This may be my final post on Trump.
1. There are conscientious conservatives like Dennis Prager, Robert George, Robert Gagnon, Bill Vallicalla, Victor Hanson, Thomas Sowell, Scott Klusendorf, Andrew McCarthy, Tony Perkins, and E. Calvin Beisner who've argued that it's reasonable to vote for Trump to block Hillary. We must choose from the available options.
What I've seen in some quarters is an effort say it's out of bounds even to make a case for that. I disagree. Their arguments merit a respectful hearing. I won't vote for Trump, but we face a real dilemma. It's understandable that some people fall on the other side of the dilemma. You can disagree with them while granting that their position is ethical and rational.
I'm referring to the good guys. We need to separate the good guys from the bad guys. For instance, Ralph Reed is a snake.
2. Another problem is that NeverTrumpers need to be more evenhanded. It was a mistake for NeverTrumpers to direct nearly all their fire at Trump, to the neglect of Hillary. It's not enough to document how bad Trump is. You need to document how bad Hillary is.
From time to time I've thought about doing a post in which I make the case against Hillary. But for several reasons I never did. For one thing, I doubt most Tblog readers are inclined to vote for Hillary. And the few that are would not be swayed by what I say.
In addition, I haven't attempted to keep track of all the wacky things Hillary has said in speeches, debates, and interviews since she threw her hat into the ring. Not to mention the revelations from Wikileaks. But the case against Hillary would be incomplete without that additional supporting material.

(Saved data entries)

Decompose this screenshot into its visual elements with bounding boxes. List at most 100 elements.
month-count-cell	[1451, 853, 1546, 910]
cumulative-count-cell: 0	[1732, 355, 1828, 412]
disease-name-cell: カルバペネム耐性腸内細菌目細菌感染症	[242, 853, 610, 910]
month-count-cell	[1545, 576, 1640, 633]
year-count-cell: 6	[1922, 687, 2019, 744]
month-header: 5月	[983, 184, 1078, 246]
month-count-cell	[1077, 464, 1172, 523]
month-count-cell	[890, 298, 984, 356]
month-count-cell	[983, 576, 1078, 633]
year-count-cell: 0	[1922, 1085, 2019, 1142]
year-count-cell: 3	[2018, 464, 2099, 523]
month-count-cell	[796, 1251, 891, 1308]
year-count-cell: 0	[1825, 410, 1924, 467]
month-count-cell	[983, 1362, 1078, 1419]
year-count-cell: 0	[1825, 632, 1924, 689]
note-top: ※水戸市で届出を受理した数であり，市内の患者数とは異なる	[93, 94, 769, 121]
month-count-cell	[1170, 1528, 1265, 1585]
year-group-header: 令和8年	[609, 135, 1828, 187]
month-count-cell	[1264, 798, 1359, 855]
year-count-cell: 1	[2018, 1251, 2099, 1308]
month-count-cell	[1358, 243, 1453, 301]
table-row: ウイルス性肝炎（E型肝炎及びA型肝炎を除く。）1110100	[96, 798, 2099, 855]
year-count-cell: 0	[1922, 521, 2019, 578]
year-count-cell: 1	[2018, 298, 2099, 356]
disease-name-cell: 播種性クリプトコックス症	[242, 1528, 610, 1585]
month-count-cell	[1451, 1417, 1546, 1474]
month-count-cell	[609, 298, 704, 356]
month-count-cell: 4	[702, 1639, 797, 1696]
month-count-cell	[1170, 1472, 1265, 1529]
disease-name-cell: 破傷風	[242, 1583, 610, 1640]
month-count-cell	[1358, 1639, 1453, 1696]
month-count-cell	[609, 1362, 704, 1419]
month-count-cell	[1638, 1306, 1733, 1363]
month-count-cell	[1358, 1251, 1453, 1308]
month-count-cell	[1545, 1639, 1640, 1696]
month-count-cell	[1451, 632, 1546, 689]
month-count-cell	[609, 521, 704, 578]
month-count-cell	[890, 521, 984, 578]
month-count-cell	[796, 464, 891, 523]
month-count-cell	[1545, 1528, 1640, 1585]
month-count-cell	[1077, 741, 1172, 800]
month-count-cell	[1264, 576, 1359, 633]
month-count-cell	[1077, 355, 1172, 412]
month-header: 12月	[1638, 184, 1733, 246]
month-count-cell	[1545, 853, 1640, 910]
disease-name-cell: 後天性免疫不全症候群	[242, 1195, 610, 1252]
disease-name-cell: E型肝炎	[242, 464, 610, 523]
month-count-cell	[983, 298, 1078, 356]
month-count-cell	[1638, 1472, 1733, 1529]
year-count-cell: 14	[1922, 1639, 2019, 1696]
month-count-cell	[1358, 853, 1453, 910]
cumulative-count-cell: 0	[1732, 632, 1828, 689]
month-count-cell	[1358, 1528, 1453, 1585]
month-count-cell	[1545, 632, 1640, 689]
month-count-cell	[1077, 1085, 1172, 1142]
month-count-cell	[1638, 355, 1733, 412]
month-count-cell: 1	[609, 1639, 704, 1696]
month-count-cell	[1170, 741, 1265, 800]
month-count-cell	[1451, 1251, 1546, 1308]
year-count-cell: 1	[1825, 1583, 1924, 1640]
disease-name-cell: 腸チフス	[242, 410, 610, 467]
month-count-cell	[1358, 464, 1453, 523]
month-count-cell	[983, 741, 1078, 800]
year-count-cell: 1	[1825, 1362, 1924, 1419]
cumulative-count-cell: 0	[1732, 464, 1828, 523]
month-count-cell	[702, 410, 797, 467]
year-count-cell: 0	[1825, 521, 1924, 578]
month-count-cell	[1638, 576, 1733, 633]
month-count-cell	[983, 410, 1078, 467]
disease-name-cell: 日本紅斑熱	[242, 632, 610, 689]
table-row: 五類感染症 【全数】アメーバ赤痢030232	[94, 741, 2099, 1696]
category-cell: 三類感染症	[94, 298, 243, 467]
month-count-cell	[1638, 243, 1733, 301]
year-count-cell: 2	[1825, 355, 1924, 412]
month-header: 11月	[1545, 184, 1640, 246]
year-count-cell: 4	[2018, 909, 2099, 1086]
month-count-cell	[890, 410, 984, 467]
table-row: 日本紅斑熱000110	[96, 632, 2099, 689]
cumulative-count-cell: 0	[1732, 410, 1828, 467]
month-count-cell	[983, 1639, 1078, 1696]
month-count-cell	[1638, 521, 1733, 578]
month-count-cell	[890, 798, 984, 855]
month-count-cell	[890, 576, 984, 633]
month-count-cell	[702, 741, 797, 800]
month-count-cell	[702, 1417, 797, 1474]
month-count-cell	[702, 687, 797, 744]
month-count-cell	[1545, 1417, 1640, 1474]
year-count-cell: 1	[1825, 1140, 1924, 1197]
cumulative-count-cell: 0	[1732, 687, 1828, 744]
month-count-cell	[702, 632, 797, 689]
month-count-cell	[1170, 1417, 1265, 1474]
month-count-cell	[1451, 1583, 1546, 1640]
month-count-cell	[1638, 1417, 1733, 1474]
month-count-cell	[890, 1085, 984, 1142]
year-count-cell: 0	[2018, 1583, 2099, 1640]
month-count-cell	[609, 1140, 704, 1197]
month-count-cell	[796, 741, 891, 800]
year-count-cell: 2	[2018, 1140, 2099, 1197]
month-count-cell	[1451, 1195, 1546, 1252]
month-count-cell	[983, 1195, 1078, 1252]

**TO DO:**
(1) Answer these about the post on Trump:
(a) Whom does the writer call a snake?
(b) What does the writer say was a mistake for NeverTrumpers?
(c) Besides speeches, debates, and interviews, what source of revelations about Hillary does the writer mention?
(2) Please carry on the post on Trump from its last sentence, in the same voice.
None of the data is used here.

**TASK-BY-TASK OUTPUTS:**
(1)
(a) Ralph Reed.
(b) Directing nearly all their fire at Trump, to the neglect of Hillary.
(c) Wikileaks.

(2)
But that's really not my responsibility. Unlike National Review or The Weekly Standard, I'm not a paid political junkie. I write about many other things. And they have a different audience.
3. Regarding Trump's "locker room banter," both liberals and conservatives have accused the other side of hypocrisy. Ironically, they sometimes use the very same example! Liberals exclaim: "You said 'character counts during the Lewinsky scandal. But once Trump becomes the nominee, you change your tune!"
Conservatives exclaim: "You feign outrage at Trump's sexual ethics, but you turned a blind eye to Bill Clinton, or even defended his shenanigans!"
What are we to make of this?
4. Some Trump supporters are hypocrites. They are blind partisans whose principles change with the candidate. And the same holds true for Democrats. In my observation, that's more true for Democrats.
This is the difference between an ideologue and a partisan. An ideologue is consistent (for better or worse).
5. That said, remember that the Lewinsky scandal was almost 20 years ago. I don't mean by that that because it's an old story, it doesn't matter. What I mean, rather, is that there's been lots of turnover in the GOP and the religious right since that scandal broke. Therefore, it's inaccurate for liberal critics to simply scream "hypocrisy!" It would only be hypocritical if the same people who took one position on Bill Clinton have pivoted when it comes to Trump. But you can't just assume that people who take a position on Trump even had a position on Bill Clinton back then.
6. Someone might object that if I'm going to make that allowance for conservatives, I should make the same allowance for liberals. And I agree. The reason I think it's legitimate to counter liberal fulminations about Trump's sexual ethics by reminding Democrats of JFK, Teddy Kennedy, Bill Clinton et al. is not necessarily to say they've changed their tune. Some have. But I'm using these as test cases. Even if you had no position on them at the time, do you, in retrospect, hold them to the same standard that you now hold Trump to?
7. And, of course, this isn't just about the past. The pop culture routinely celebrates sexual debauchery. And the women are just as debauched as the men. For instance, Jersey Shore ran for six seasons. At its peak, it was the top-rated MTV show. And to some extent that was just a teaser for even more explicit DVDs. Beyoncé is another example:
So it's hard to take the outrage seriously.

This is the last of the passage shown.